## REQUEST A:
Set down the rows verbatim from the line with "6, 290, 42]" to the line with "1312, 681, 1349]", including both of those lines.

## EXCERPTED TEXT:
Skip to content

Latest commit

 

History

History
552 lines (439 loc) · 23 KB

File metadata and controls

552 lines (439 loc) · 23 KB

Dtype type parameter

Design memo for adding a dtype type parameter to Tensor so that Tensor [4,8] MlxGpu F64 fails to typecheck (Metal GPU does not support f64) and Tensor [4,8] MlxGpu F32 runs end-to-end with f32 storage and no f32↔f64 boundary conversion. Pairs with a derived lossless-upcast partial order so the compiler can also reject silently-lossy assignments like Tensor … F64 → Tensor … F32.

Why

Today every Tensor is implicitly f64. Tensor.idr:958 declares

record Tensor (dims : Vect rank Nat) (0 d : Device) (0 g : GradMode) where
  constructor MkTensor
  tensorPtr : AnyPtr
  paramId   : Maybe String

with no dtype slot. The three C backends hardcode double throughout (805 occurrences across tape/torch/mlx/backend.h: 493/100/147/65). The MLX backend internally runs float32 because Metal GPUs dropped f64 support in mlx 0.31, then bridges f32↔f64 at every FFI boundary — mx_to_doubles / mx_from_doubles in backend_mlx.cpp:192-211. Tape and torch are end-to-end f64.

## DATA SECTION:
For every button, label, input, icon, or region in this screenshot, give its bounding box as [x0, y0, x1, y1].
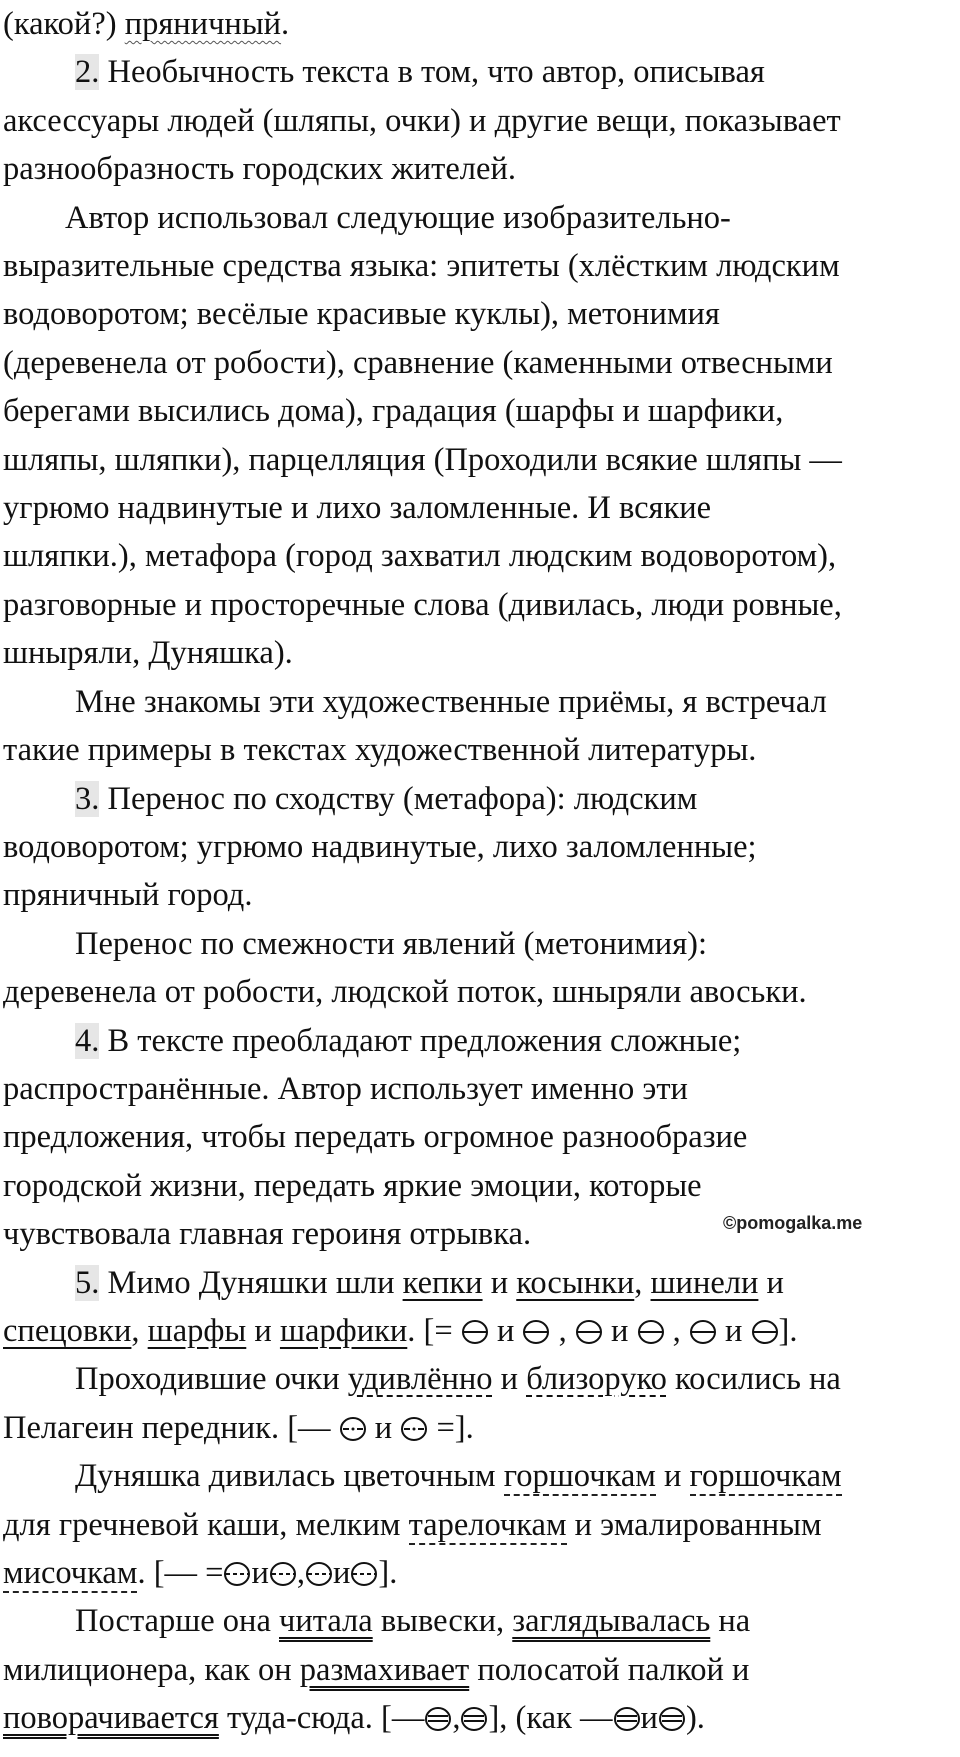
punct: .	[281, 6, 290, 42]
text: и	[333, 1555, 351, 1591]
text: и	[496, 1312, 515, 1349]
adverbial-word: удивлённо	[347, 1361, 493, 1398]
text: распространённые. Автор использует именно эти	[3, 1070, 688, 1107]
subject-word: спецовки	[3, 1312, 132, 1349]
predicate-oval-icon	[658, 1704, 686, 1732]
predicate-word: размахивает	[299, 1651, 470, 1688]
predicate-word: читала	[279, 1603, 373, 1640]
text: . [=	[407, 1312, 461, 1349]
text: и	[482, 1264, 517, 1301]
text: городской жизни, передать яркие эмоции, которые	[3, 1167, 702, 1204]
paragraph-2	[3, 48, 955, 193]
text: на	[710, 1603, 751, 1640]
text: и	[655, 1458, 690, 1495]
text: ,	[672, 1312, 681, 1349]
paragraph-5	[3, 1259, 955, 1356]
dashed-oval-icon	[305, 1559, 333, 1587]
subject-word: кепки	[402, 1264, 483, 1301]
text: шныряли, Дуняшка).	[3, 635, 293, 672]
text: такие примеры в текстах художественной литературы.	[3, 732, 757, 769]
object-oval-icon	[461, 1317, 489, 1345]
paragraph-3	[3, 775, 955, 920]
text: =].	[428, 1409, 474, 1446]
object-oval-icon	[575, 1317, 603, 1345]
text: ,	[296, 1555, 305, 1591]
question-text: (какой?)	[3, 6, 117, 42]
dashed-oval-icon	[269, 1559, 297, 1587]
text: и	[492, 1361, 527, 1398]
text: Необычность текста в том, что автор, описывая	[99, 54, 765, 91]
object-word: горшочкам	[503, 1458, 656, 1495]
text: шляпы, шляпки), парцелляция (Проходили всякие шляпы —	[3, 441, 842, 478]
text: ].	[378, 1555, 398, 1591]
text: и эмалированным	[566, 1506, 822, 1543]
text: деревенела от робости, людской поток, шныряли авоськи.	[3, 974, 807, 1011]
text: . [— =	[137, 1555, 224, 1591]
text: косились на	[666, 1361, 841, 1398]
text: и	[251, 1555, 269, 1591]
text: выразительные средства языка: эпитеты (хлёстким людским	[3, 248, 840, 285]
text: В тексте преобладают предложения сложные;	[99, 1022, 742, 1059]
adverbial-oval-icon	[339, 1414, 367, 1442]
object-oval-icon	[637, 1317, 665, 1345]
predicate-word: поворачивается	[3, 1700, 219, 1737]
text: и	[758, 1264, 784, 1301]
text: Дуняшка дивилась цветочным	[75, 1458, 504, 1495]
text: ].	[778, 1312, 798, 1349]
wavy-word: пряничный	[124, 6, 282, 42]
paragraph-7	[3, 1452, 955, 1597]
item-number: 3.	[75, 780, 100, 817]
text: угрюмо надвинутые и лихо заломленные. И всякие	[3, 490, 712, 527]
document-page	[3, 0, 955, 1743]
text: Перенос по сходству (метафора): людским	[99, 780, 698, 817]
object-oval-icon	[751, 1317, 779, 1345]
text: ).	[685, 1700, 705, 1737]
text: ], (как —	[488, 1700, 613, 1737]
text: (деревенела от робости), сравнение (каменными отвесными	[3, 344, 833, 381]
text: аксессуары людей (шляпы, очки) и другие вещи, показывает	[3, 102, 841, 139]
text: для гречневой каши, мелким	[3, 1506, 409, 1543]
subject-word: шарфы	[147, 1312, 247, 1349]
text: предложения, чтобы передать огромное разнообразие	[3, 1119, 748, 1156]
text: разнообразность городских жителей.	[3, 151, 516, 188]
text: Проходившие очки	[75, 1361, 348, 1398]
text: водоворотом; угрюмо надвинутые, лихо заломленные;	[3, 828, 757, 865]
text: вывески,	[372, 1603, 513, 1640]
text: ,	[634, 1264, 651, 1301]
text: чувствовала главная героиня отрывка.	[3, 1216, 532, 1253]
text: милиционера, как он	[3, 1651, 300, 1688]
text: берегами высились дома), градация (шарфы и шарфики,	[3, 393, 784, 430]
predicate-oval-icon	[424, 1704, 452, 1732]
paragraph-familiar	[3, 678, 955, 775]
text: Мне знакомы эти художественные приёмы, я встречал	[75, 683, 827, 720]
text: Мимо Дуняшки шли	[99, 1264, 403, 1301]
object-word: горшочкам	[689, 1458, 842, 1495]
item-number: 5.	[75, 1264, 100, 1301]
text: пряничный город.	[3, 877, 253, 914]
subject-word: шинели	[650, 1264, 759, 1301]
object-oval-icon	[522, 1317, 550, 1345]
predicate-word: заглядывалась	[512, 1603, 711, 1640]
text: и	[610, 1312, 629, 1349]
object-word: мисочкам	[3, 1555, 138, 1591]
predicate-oval-icon	[460, 1704, 488, 1732]
text: водоворотом; весёлые красивые куклы), метонимия	[3, 296, 720, 333]
text: туда-сюда. [—	[218, 1700, 425, 1737]
object-oval-icon	[689, 1317, 717, 1345]
subject-word: шарфики	[279, 1312, 408, 1349]
adverbial-word: близоруко	[526, 1361, 667, 1398]
text: ,	[452, 1700, 461, 1737]
text: Пелагеин передник. [—	[3, 1409, 339, 1446]
dashed-oval-icon	[350, 1559, 378, 1587]
text: ,	[558, 1312, 567, 1349]
watermark: ©pomogalka.me	[723, 1213, 863, 1233]
dashed-oval-icon	[223, 1559, 251, 1587]
text: и	[246, 1312, 280, 1349]
text: и	[725, 1312, 743, 1349]
text: ,	[131, 1312, 148, 1349]
paragraph-author	[3, 194, 955, 678]
line-top	[3, 0, 955, 48]
item-number: 2.	[75, 54, 100, 91]
text: полосатой палкой и	[469, 1651, 750, 1688]
text: Постарше она	[75, 1603, 279, 1640]
text: и	[640, 1700, 658, 1737]
text: разговорные и просторечные слова (дивилась, люди ровные,	[3, 586, 842, 623]
paragraph-metonymy	[3, 920, 955, 1017]
item-number: 4.	[75, 1022, 100, 1059]
paragraph-6	[3, 1355, 955, 1452]
paragraph-8	[3, 1597, 955, 1742]
object-word: тарелочкам	[408, 1506, 567, 1543]
subject-word: косынки	[516, 1264, 635, 1301]
text: и	[374, 1409, 393, 1446]
adverbial-oval-icon	[400, 1414, 428, 1442]
predicate-oval-icon	[613, 1704, 641, 1732]
text: Автор использовал следующие изобразительно-	[65, 199, 731, 236]
text: Перенос по смежности явлений (метонимия):	[75, 925, 708, 962]
text: шляпки.), метафора (город захватил людским водоворотом),	[3, 538, 837, 575]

## REQUEST B:
Extract the passage of the dtype design memo from "Design memo for" to "Tensor … F32." word for word.

## FINAL RESULT A:
punct: .	[281, 6, 290, 42]
text: и	[333, 1555, 351, 1591]
text: и	[496, 1312, 515, 1349]
adverbial-word: удивлённо	[347, 1361, 493, 1398]
text: распространённые. Автор использует именно эти	[3, 1070, 688, 1107]
subject-word: спецовки	[3, 1312, 132, 1349]
predicate-oval-icon	[658, 1704, 686, 1732]
predicate-word: размахивает	[299, 1651, 470, 1688]
predicate-word: читала	[279, 1603, 373, 1640]
text: . [=	[407, 1312, 461, 1349]
text: и	[482, 1264, 517, 1301]
text: городской жизни, передать яркие эмоции, которые	[3, 1167, 702, 1204]
paragraph-2	[3, 48, 955, 193]
text: на	[710, 1603, 751, 1640]
text: и	[655, 1458, 690, 1495]
text: ,	[672, 1312, 681, 1349]

## FINAL RESULT B:
Design memo for adding a dtype type parameter to Tensor so that Tensor [4,8] MlxGpu F64 fails to typecheck (Metal GPU does not support f64) and Tensor [4,8] MlxGpu F32 runs end-to-end with f32 storage and no f32↔f64 boundary conversion. Pairs with a derived lossless-upcast partial order so the compiler can also reject silently-lossy assignments like Tensor … F64 → Tensor … F32.